Extracted records
[start]

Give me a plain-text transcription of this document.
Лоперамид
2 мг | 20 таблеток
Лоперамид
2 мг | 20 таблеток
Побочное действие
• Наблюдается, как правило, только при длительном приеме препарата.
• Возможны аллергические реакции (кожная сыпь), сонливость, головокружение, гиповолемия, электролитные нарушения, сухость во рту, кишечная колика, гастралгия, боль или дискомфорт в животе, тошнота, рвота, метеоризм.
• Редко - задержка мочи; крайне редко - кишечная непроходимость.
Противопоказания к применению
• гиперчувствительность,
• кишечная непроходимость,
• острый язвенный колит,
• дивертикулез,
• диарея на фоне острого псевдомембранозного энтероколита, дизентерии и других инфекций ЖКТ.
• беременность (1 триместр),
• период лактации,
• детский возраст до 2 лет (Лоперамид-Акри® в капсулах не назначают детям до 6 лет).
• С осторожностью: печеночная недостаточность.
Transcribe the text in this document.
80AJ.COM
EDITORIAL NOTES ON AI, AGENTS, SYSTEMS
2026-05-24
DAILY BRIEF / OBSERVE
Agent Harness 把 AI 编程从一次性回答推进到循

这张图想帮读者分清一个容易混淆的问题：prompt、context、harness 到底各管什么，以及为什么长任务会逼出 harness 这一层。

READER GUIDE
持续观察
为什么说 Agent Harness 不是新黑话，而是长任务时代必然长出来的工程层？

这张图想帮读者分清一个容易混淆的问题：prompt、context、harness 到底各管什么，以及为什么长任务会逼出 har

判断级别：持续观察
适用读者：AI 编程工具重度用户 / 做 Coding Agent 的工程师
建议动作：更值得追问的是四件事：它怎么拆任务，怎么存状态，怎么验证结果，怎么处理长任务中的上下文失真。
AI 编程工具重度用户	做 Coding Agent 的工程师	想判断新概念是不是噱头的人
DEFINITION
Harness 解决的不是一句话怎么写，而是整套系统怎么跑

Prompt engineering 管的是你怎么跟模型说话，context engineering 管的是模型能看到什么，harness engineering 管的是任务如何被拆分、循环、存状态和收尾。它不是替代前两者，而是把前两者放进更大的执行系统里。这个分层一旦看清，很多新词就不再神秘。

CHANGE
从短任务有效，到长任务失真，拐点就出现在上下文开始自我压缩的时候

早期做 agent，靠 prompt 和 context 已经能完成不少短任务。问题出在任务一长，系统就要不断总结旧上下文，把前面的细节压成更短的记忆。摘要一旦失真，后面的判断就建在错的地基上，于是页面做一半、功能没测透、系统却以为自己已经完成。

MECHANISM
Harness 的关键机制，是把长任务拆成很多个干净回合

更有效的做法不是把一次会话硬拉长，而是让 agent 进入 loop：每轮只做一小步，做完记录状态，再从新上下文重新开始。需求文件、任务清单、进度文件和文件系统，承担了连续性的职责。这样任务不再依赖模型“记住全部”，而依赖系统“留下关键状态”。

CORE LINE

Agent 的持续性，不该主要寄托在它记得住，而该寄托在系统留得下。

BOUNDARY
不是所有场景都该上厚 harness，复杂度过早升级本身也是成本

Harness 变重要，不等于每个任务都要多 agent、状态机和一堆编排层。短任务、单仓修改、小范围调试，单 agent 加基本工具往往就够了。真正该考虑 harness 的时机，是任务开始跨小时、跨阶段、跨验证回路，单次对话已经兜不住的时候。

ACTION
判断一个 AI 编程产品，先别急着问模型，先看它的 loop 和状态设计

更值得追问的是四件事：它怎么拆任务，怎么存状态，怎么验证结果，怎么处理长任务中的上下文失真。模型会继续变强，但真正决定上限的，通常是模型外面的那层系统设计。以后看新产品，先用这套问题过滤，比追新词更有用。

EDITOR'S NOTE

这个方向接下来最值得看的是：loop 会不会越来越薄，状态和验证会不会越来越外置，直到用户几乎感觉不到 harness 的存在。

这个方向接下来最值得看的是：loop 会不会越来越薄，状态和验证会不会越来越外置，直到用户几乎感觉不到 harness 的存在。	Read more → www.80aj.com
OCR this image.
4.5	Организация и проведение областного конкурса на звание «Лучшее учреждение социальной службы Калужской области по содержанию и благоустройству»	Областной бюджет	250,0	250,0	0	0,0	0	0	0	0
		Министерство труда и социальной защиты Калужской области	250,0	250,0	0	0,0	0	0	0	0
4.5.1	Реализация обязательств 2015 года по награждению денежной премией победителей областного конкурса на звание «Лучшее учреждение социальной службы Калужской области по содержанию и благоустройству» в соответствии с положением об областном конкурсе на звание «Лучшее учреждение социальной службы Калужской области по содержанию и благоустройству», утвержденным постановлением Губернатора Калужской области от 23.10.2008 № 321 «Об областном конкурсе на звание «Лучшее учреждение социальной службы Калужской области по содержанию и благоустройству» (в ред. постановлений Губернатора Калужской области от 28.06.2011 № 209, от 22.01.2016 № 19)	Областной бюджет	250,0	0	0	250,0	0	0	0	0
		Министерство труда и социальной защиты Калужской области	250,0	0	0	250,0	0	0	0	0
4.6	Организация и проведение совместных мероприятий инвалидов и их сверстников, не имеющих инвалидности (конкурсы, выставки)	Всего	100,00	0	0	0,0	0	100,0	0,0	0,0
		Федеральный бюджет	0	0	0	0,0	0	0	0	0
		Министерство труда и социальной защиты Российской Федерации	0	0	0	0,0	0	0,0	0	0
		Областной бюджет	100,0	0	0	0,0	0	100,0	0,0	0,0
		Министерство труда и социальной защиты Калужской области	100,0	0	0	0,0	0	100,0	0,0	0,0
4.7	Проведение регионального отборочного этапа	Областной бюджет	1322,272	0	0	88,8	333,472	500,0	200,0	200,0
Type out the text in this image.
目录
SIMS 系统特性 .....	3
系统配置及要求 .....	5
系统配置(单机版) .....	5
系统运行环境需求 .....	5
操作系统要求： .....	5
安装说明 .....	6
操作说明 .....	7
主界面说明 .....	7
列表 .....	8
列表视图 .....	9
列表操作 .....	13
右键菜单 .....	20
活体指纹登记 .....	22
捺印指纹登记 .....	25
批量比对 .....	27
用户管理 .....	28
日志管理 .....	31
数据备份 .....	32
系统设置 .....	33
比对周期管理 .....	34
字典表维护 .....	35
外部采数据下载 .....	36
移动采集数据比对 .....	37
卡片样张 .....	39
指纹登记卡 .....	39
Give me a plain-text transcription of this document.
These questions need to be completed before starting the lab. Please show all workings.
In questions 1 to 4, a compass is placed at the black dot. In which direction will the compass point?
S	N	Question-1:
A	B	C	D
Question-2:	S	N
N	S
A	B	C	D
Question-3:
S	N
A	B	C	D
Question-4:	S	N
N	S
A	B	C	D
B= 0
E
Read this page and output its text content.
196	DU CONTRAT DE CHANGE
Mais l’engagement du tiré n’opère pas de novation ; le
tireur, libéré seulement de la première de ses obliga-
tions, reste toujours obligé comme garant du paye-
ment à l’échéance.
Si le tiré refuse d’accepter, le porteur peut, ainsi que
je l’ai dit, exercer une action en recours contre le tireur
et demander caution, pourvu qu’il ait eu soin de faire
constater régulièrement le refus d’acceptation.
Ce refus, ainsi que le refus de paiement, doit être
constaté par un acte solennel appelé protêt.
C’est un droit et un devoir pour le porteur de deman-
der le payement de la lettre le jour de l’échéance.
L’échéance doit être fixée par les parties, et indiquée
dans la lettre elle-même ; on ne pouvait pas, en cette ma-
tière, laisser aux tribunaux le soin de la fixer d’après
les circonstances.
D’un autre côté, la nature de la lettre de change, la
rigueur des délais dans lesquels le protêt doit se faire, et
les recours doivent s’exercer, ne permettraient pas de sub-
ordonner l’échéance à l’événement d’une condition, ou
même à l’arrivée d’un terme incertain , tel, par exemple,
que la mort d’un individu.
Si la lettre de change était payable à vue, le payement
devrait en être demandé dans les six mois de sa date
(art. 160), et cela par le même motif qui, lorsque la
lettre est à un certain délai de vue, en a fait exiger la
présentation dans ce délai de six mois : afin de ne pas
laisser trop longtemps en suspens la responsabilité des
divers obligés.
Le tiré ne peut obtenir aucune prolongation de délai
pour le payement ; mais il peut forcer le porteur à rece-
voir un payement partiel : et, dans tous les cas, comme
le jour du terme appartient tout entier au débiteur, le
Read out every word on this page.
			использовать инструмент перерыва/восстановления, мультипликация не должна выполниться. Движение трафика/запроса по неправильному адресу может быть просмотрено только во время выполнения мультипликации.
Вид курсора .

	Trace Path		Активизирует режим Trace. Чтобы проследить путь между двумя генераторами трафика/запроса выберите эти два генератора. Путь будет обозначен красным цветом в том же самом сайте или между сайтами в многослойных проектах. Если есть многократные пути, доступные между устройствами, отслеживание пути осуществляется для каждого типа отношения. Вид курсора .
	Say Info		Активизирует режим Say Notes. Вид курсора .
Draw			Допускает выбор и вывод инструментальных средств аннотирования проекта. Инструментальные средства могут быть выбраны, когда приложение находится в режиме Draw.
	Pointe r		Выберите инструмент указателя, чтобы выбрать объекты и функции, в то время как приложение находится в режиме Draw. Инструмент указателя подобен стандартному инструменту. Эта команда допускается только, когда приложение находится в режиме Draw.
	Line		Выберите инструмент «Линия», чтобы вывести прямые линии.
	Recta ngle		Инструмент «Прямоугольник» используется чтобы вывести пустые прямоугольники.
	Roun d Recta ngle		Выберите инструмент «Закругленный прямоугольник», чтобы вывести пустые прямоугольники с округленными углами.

[end]

▸ **Exercise prompt**:
Copy every line of the listing that includes the string "protêt".

▸ **Result**:
constaté par un acte solennel appelé protêt.
rigueur des délais dans lesquels le protêt doit se faire, et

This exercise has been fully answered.